Extracted records
*-*-*

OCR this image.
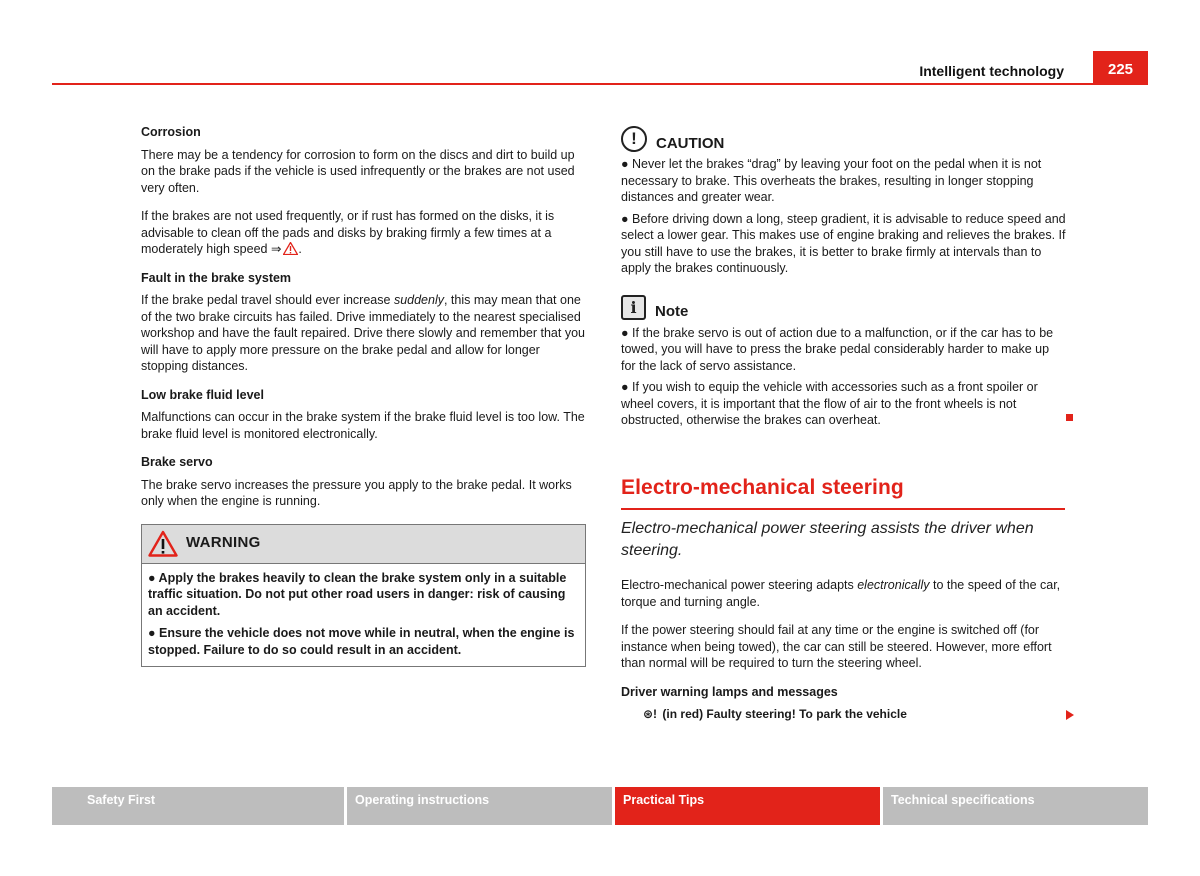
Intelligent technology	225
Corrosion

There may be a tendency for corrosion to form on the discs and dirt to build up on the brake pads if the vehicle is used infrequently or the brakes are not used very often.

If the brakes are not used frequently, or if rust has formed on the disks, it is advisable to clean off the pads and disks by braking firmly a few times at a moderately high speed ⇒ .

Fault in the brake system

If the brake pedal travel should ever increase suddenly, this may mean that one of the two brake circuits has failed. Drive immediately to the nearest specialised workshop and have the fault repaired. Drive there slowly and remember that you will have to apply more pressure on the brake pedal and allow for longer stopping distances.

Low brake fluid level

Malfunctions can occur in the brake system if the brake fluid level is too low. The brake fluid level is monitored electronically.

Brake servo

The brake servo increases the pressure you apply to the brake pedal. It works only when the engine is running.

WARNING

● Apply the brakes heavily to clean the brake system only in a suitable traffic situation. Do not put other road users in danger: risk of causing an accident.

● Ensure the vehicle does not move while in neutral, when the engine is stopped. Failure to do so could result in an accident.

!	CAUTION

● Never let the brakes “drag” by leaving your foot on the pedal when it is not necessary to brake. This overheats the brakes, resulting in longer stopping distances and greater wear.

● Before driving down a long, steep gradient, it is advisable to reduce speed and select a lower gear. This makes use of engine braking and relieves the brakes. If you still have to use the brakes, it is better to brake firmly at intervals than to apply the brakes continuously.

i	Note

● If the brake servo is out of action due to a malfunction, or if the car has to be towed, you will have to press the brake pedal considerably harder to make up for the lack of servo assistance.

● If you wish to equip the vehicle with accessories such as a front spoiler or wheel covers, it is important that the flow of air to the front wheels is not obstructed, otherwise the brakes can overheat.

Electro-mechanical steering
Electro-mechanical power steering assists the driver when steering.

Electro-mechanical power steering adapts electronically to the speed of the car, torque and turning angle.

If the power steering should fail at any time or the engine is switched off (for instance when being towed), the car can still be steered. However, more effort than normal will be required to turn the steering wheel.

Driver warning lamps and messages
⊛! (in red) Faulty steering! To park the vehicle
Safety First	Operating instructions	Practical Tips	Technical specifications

*-*-*

Aim of the task:
Exclude all images and restate the records above word for word.

Result:
OCR this image.
Intelligent technology	225
Corrosion

There may be a tendency for corrosion to form on the discs and dirt to build up on the brake pads if the vehicle is used infrequently or the brakes are not used very often.

If the brakes are not used frequently, or if rust has formed on the disks, it is advisable to clean off the pads and disks by braking firmly a few times at a moderately high speed ⇒ .

Fault in the brake system

If the brake pedal travel should ever increase suddenly, this may mean that one of the two brake circuits has failed. Drive immediately to the nearest specialised workshop and have the fault repaired. Drive there slowly and remember that you will have to apply more pressure on the brake pedal and allow for longer stopping distances.

Low brake fluid level

Malfunctions can occur in the brake system if the brake fluid level is too low. The brake fluid level is monitored electronically.

Brake servo

The brake servo increases the pressure you apply to the brake pedal. It works only when the engine is running.

WARNING

● Apply the brakes heavily to clean the brake system only in a suitable traffic situation. Do not put other road users in danger: risk of causing an accident.

● Ensure the vehicle does not move while in neutral, when the engine is stopped. Failure to do so could result in an accident.

!	CAUTION

● Never let the brakes “drag” by leaving your foot on the pedal when it is not necessary to brake. This overheats the brakes, resulting in longer stopping distances and greater wear.

● Before driving down a long, steep gradient, it is advisable to reduce speed and select a lower gear. This makes use of engine braking and relieves the brakes. If you still have to use the brakes, it is better to brake firmly at intervals than to apply the brakes continuously.

i	Note

● If the brake servo is out of action due to a malfunction, or if the car has to be towed, you will have to press the brake pedal considerably harder to make up for the lack of servo assistance.

● If you wish to equip the vehicle with accessories such as a front spoiler or wheel covers, it is important that the flow of air to the front wheels is not obstructed, otherwise the brakes can overheat.

Electro-mechanical steering
Electro-mechanical power steering assists the driver when steering.

Electro-mechanical power steering adapts electronically to the speed of the car, torque and turning angle.

If the power steering should fail at any time or the engine is switched off (for instance when being towed), the car can still be steered. However, more effort than normal will be required to turn the steering wheel.

Driver warning lamps and messages
⊛! (in red) Faulty steering! To park the vehicle
Safety First	Operating instructions	Practical Tips	Technical specifications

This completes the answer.